━━━━━ Material supplied ━━━━━
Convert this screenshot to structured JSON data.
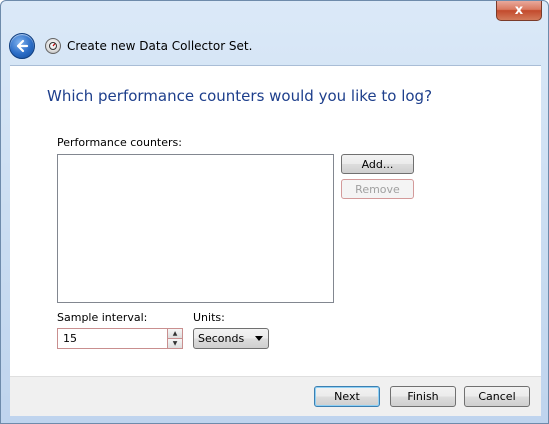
{
  "window": {
    "title": "Create new Data Collector Set.",
    "close_glyph": "x"
  },
  "page": {
    "heading": "Which performance counters would you like to log?",
    "counters_label": "Performance counters:",
    "add_label": "Add...",
    "remove_label": "Remove",
    "sample_interval_label": "Sample interval:",
    "sample_interval_value": "15",
    "units_label": "Units:",
    "units_value": "Seconds"
  },
  "footer": {
    "next_label": "Next",
    "finish_label": "Finish",
    "cancel_label": "Cancel"
  },
  "colors": {
    "heading": "#1e3f8c",
    "accent": "#2a6cc6"
  }
}
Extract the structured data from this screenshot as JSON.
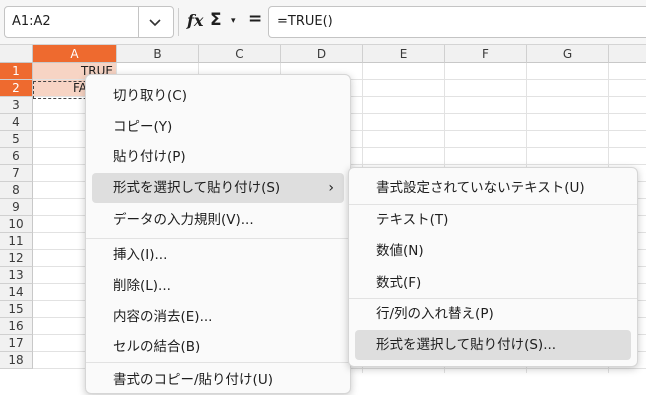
{
  "namebox": {
    "value": "A1:A2"
  },
  "formula_bar": {
    "fx_label": "fx",
    "sigma_label": "Σ",
    "sigma_dropdown": "▾",
    "equal_label": "=",
    "formula": "=TRUE()"
  },
  "columns": [
    "A",
    "B",
    "C",
    "D",
    "E",
    "F",
    "G"
  ],
  "rows": [
    "1",
    "2",
    "3",
    "4",
    "5",
    "6",
    "7",
    "8",
    "9",
    "10",
    "11",
    "12",
    "13",
    "14",
    "15",
    "16",
    "17",
    "18"
  ],
  "cells": {
    "A1": "TRUE",
    "A2": "FA"
  },
  "context_menu": {
    "items": [
      "切り取り(C)",
      "コピー(Y)",
      "貼り付け(P)",
      "形式を選択して貼り付け(S)",
      "データの入力規則(V)...",
      "挿入(I)...",
      "削除(L)...",
      "内容の消去(E)...",
      "セルの結合(B)",
      "書式のコピー/貼り付け(U)"
    ],
    "submenu_arrow": "›"
  },
  "submenu": {
    "items": [
      "書式設定されていないテキスト(U)",
      "テキスト(T)",
      "数値(N)",
      "数式(F)",
      "行/列の入れ替え(P)",
      "形式を選択して貼り付け(S)..."
    ]
  },
  "colors": {
    "selection_header": "#ee6a2f",
    "selection_fill": "#f7d4c4"
  }
}
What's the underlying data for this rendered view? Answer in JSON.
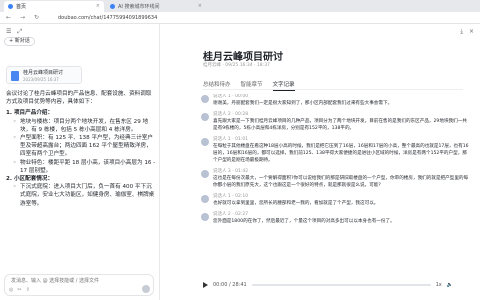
{
  "browser": {
    "active_tab": "首页",
    "inactive_tab": "AI 搜索城市环线间",
    "url": "doubao.com/chat/14775994091899634"
  },
  "chat": {
    "new_conversation": "+ 新对话",
    "file": {
      "name": "桂月云峰项目研讨",
      "date": "2023/09/25 16:37"
    },
    "intro": "会议讨论了桂月云峰项目的产品信息、配套设施、资料调取方式及项目优势等内容，具体如下：",
    "section1": "1. 项目产品介绍：",
    "bullets1": [
      "地块与楼栋：项目分两个地块开发，在售东区 29 地块，有 9 栋楼，包括 5 栋小高层和 4 栋洋房。",
      "户型面积：有 125 平、138 平户型，为经典三计室户型及带超高露台；两边四面 162 平个屋型精致洋房，四室有两个卫户型。",
      "物业特色：楼距平距 18 层小高，该项目小高层为 16 - 17 层别墅。"
    ],
    "section2": "2. 小区配套情况：",
    "bullets2": [
      "下沉式庭院：进入项目大门后，负一首有 400 平下沉式庭院，安业七大功能区，如健身房、瑜伽室、棋牌桌游室等。"
    ],
    "composer": {
      "placeholder": "发消息、输入 @ 选择技能或 / 选择文件",
      "tools": [
        "◎",
        "✂",
        "⇪"
      ]
    }
  },
  "doc": {
    "title": "桂月云峰项目研讨",
    "meta": "桂月云峰 · 09/25 16:34 · 18:37",
    "tabs": [
      "总结和待办",
      "智能章节",
      "文字记录"
    ],
    "active_tab_index": 2,
    "transcript": [
      {
        "speaker": "说话人 1 · 00:00",
        "text": "谢谢美，丹丽配套我们一定是很大家知到了，那小区内部配套我们过来有些大事会需下。"
      },
      {
        "speaker": "说话人 2 · 00:28",
        "text": "喜先跟大家是一下我们桂月云峰项目的几种产品，项目分为了两个地块开发，目前在售的是我们的东区产品，29地块我们一共是有9栋楼的，5栋小高层和4栋洋房，分别是有152平的，138平的。"
      },
      {
        "speaker": "说话人 1 · 01:01",
        "text": "在每粒于其他楼盘在看这种18层小高的时候，我们是把它压到了16层，16层和17层的小高，整个最高的也就是17层，也有16层的，16层和16层的，都可以选择，我们前125、138平得大家便捷的是进驻小区域的时候，洋房是有两个152平的户型，那个户型的是刚在场最极期待。"
      },
      {
        "speaker": "说话人 3 · 01:42",
        "text": "这也是在每份次最大，一个要解得面积?你可以说给我们的那是研旧取楼盘的一个户型，你审的楼房，我们的就是把产型里的每你都小层的我们原先大，这个也跟这是一个很好的特点，就是那就很是么说，可能?"
      },
      {
        "speaker": "说话人 1 · 02:10",
        "text": "也好就可以拿到里里，您所长的腰部和老一我的，看加就是了个产型，我这可以。"
      },
      {
        "speaker": "说话人 2 · 02:27",
        "text": "您外面是1800的在你了，然后最近了，个量这个项目的对高多出可以以本身也有一份了。"
      }
    ],
    "player": {
      "time": "00:00 / 28:41",
      "speed": "1x",
      "progress": 0.0
    }
  }
}
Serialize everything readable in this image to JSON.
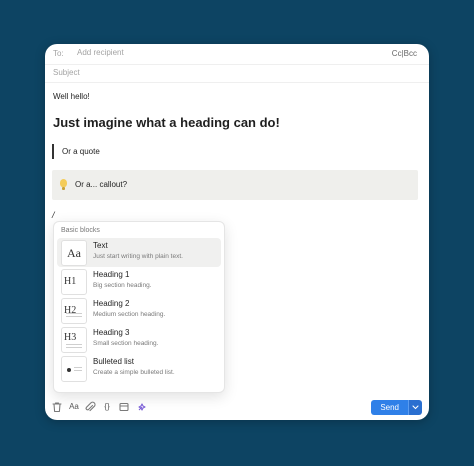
{
  "compose": {
    "to_label": "To:",
    "to_placeholder": "Add recipient",
    "cc_bcc": "Cc|Bcc",
    "subject_placeholder": "Subject"
  },
  "body": {
    "greeting": "Well hello!",
    "heading": "Just imagine what a heading can do!",
    "quote": "Or a quote",
    "callout": "Or a... callout?",
    "slash_char": "/"
  },
  "slash_menu": {
    "section_title": "Basic blocks",
    "items": [
      {
        "glyph": "Aa",
        "label": "Text",
        "desc": "Just start writing with plain text.",
        "icon": "text-block-icon"
      },
      {
        "glyph": "H1",
        "label": "Heading 1",
        "desc": "Big section heading.",
        "icon": "heading1-icon"
      },
      {
        "glyph": "H2",
        "label": "Heading 2",
        "desc": "Medium section heading.",
        "icon": "heading2-icon"
      },
      {
        "glyph": "H3",
        "label": "Heading 3",
        "desc": "Small section heading.",
        "icon": "heading3-icon"
      },
      {
        "glyph": "",
        "label": "Bulleted list",
        "desc": "Create a simple bulleted list.",
        "icon": "bulleted-list-icon"
      }
    ],
    "selected_index": 0
  },
  "toolbar": {
    "format_label": "Aa",
    "code_label": "{}",
    "send_label": "Send",
    "icons": [
      "trash-icon",
      "format-icon",
      "attachment-icon",
      "code-icon",
      "calendar-icon",
      "ai-sparkle-icon"
    ]
  },
  "colors": {
    "background": "#0d4463",
    "send_button": "#2f80e8",
    "callout_bg": "#efefec"
  }
}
━━━━━
Leave out the pictures and give the listing above again exactly.

Completed exercise
Convert this screenshot to structured JSON data.
{
  "window": {
    "title": "Create new Data Collector Set.",
    "close_glyph": "x"
  },
  "page": {
    "heading": "Which performance counters would you like to log?",
    "counters_label": "Performance counters:",
    "add_label": "Add...",
    "remove_label": "Remove",
    "sample_interval_label": "Sample interval:",
    "sample_interval_value": "15",
    "units_label": "Units:",
    "units_value": "Seconds"
  },
  "footer": {
    "next_label": "Next",
    "finish_label": "Finish",
    "cancel_label": "Cancel"
  },
  "colors": {
    "heading": "#1e3f8c",
    "accent": "#2a6cc6"
  }
}
Extract the structured data from this screenshot as JSON.
{
  "namebox": {
    "value": "A1:A2"
  },
  "formula_bar": {
    "fx_label": "fx",
    "sigma_label": "Σ",
    "sigma_dropdown": "▾",
    "equal_label": "=",
    "formula": "=TRUE()"
  },
  "columns": [
    "A",
    "B",
    "C",
    "D",
    "E",
    "F",
    "G"
  ],
  "rows": [
    "1",
    "2",
    "3",
    "4",
    "5",
    "6",
    "7",
    "8",
    "9",
    "10",
    "11",
    "12",
    "13",
    "14",
    "15",
    "16",
    "17",
    "18"
  ],
  "cells": {
    "A1": "TRUE",
    "A2": "FA"
  },
  "context_menu": {
    "items": [
      "切り取り(C)",
      "コピー(Y)",
      "貼り付け(P)",
      "形式を選択して貼り付け(S)",
      "データの入力規則(V)...",
      "挿入(I)...",
      "削除(L)...",
      "内容の消去(E)...",
      "セルの結合(B)",
      "書式のコピー/貼り付け(U)"
    ],
    "submenu_arrow": "›"
  },
  "submenu": {
    "items": [
      "書式設定されていないテキスト(U)",
      "テキスト(T)",
      "数値(N)",
      "数式(F)",
      "行/列の入れ替え(P)",
      "形式を選択して貼り付け(S)..."
    ]
  },
  "colors": {
    "selection_header": "#ee6a2f",
    "selection_fill": "#f7d4c4"
  }
}
What's the underlying data for this rendered view? Answer in JSON.
{
  "browser": {
    "active_tab": "首页",
    "inactive_tab": "AI 搜索城市环线间",
    "url": "doubao.com/chat/14775994091899634"
  },
  "chat": {
    "new_conversation": "+ 新对话",
    "file": {
      "name": "桂月云峰项目研讨",
      "date": "2023/09/25 16:37"
    },
    "intro": "会议讨论了桂月云峰项目的产品信息、配套设施、资料调取方式及项目优势等内容，具体如下：",
    "section1": "1. 项目产品介绍：",
    "bullets1": [
      "地块与楼栋：项目分两个地块开发，在售东区 29 地块，有 9 栋楼，包括 5 栋小高层和 4 栋洋房。",
      "户型面积：有 125 平、138 平户型，为经典三计室户型及带超高露台；两边四面 162 平个屋型精致洋房，四室有两个卫户型。",
      "物业特色：楼距平距 18 层小高，该项目小高层为 16 - 17 层别墅。"
    ],
    "section2": "2. 小区配套情况：",
    "bullets2": [
      "下沉式庭院：进入项目大门后，负一首有 400 平下沉式庭院，安业七大功能区，如健身房、瑜伽室、棋牌桌游室等。"
    ],
    "composer": {
      "placeholder": "发消息、输入 @ 选择技能或 / 选择文件",
      "tools": [
        "◎",
        "✂",
        "⇪"
      ]
    }
  },
  "doc": {
    "title": "桂月云峰项目研讨",
    "meta": "桂月云峰 · 09/25 16:34 · 18:37",
    "tabs": [
      "总结和待办",
      "智能章节",
      "文字记录"
    ],
    "active_tab_index": 2,
    "transcript": [
      {
        "speaker": "说话人 1 · 00:00",
        "text": "谢谢美，丹丽配套我们一定是很大家知到了，那小区内部配套我们过来有些大事会需下。"
      },
      {
        "speaker": "说话人 2 · 00:28",
        "text": "喜先跟大家是一下我们桂月云峰项目的几种产品，项目分为了两个地块开发，目前在售的是我们的东区产品，29地块我们一共是有9栋楼的，5栋小高层和4栋洋房，分别是有152平的，138平的。"
      },
      {
        "speaker": "说话人 1 · 01:01",
        "text": "在每粒于其他楼盘在看这种18层小高的时候，我们是把它压到了16层，16层和17层的小高，整个最高的也就是17层，也有16层的，16层和16层的，都可以选择，我们前125、138平得大家便捷的是进驻小区域的时候，洋房是有两个152平的户型，那个户型的是刚在场最极期待。"
      },
      {
        "speaker": "说话人 3 · 01:42",
        "text": "这也是在每份次最大，一个要解得面积?你可以说给我们的那是研旧取楼盘的一个户型，你审的楼房，我们的就是把产型里的每你都小层的我们原先大，这个也跟这是一个很好的特点，就是那就很是么说，可能?"
      },
      {
        "speaker": "说话人 1 · 02:10",
        "text": "也好就可以拿到里里，您所长的腰部和老一我的，看加就是了个产型，我这可以。"
      },
      {
        "speaker": "说话人 2 · 02:27",
        "text": "您外面是1800的在你了，然后最近了，个量这个项目的对高多出可以以本身也有一份了。"
      }
    ],
    "player": {
      "time": "00:00 / 28:41",
      "speed": "1x",
      "progress": 0.0
    }
  }
}
Serialize everything readable in this image to JSON.
{
  "compose": {
    "to_label": "To:",
    "to_placeholder": "Add recipient",
    "cc_bcc": "Cc|Bcc",
    "subject_placeholder": "Subject"
  },
  "body": {
    "greeting": "Well hello!",
    "heading": "Just imagine what a heading can do!",
    "quote": "Or a quote",
    "callout": "Or a... callout?",
    "slash_char": "/"
  },
  "slash_menu": {
    "section_title": "Basic blocks",
    "items": [
      {
        "glyph": "Aa",
        "label": "Text",
        "desc": "Just start writing with plain text.",
        "icon": "text-block-icon"
      },
      {
        "glyph": "H1",
        "label": "Heading 1",
        "desc": "Big section heading.",
        "icon": "heading1-icon"
      },
      {
        "glyph": "H2",
        "label": "Heading 2",
        "desc": "Medium section heading.",
        "icon": "heading2-icon"
      },
      {
        "glyph": "H3",
        "label": "Heading 3",
        "desc": "Small section heading.",
        "icon": "heading3-icon"
      },
      {
        "glyph": "",
        "label": "Bulleted list",
        "desc": "Create a simple bulleted list.",
        "icon": "bulleted-list-icon"
      }
    ],
    "selected_index": 0
  },
  "toolbar": {
    "format_label": "Aa",
    "code_label": "{}",
    "send_label": "Send",
    "icons": [
      "trash-icon",
      "format-icon",
      "attachment-icon",
      "code-icon",
      "calendar-icon",
      "ai-sparkle-icon"
    ]
  },
  "colors": {
    "background": "#0d4463",
    "send_button": "#2f80e8",
    "callout_bg": "#efefec"
  }
}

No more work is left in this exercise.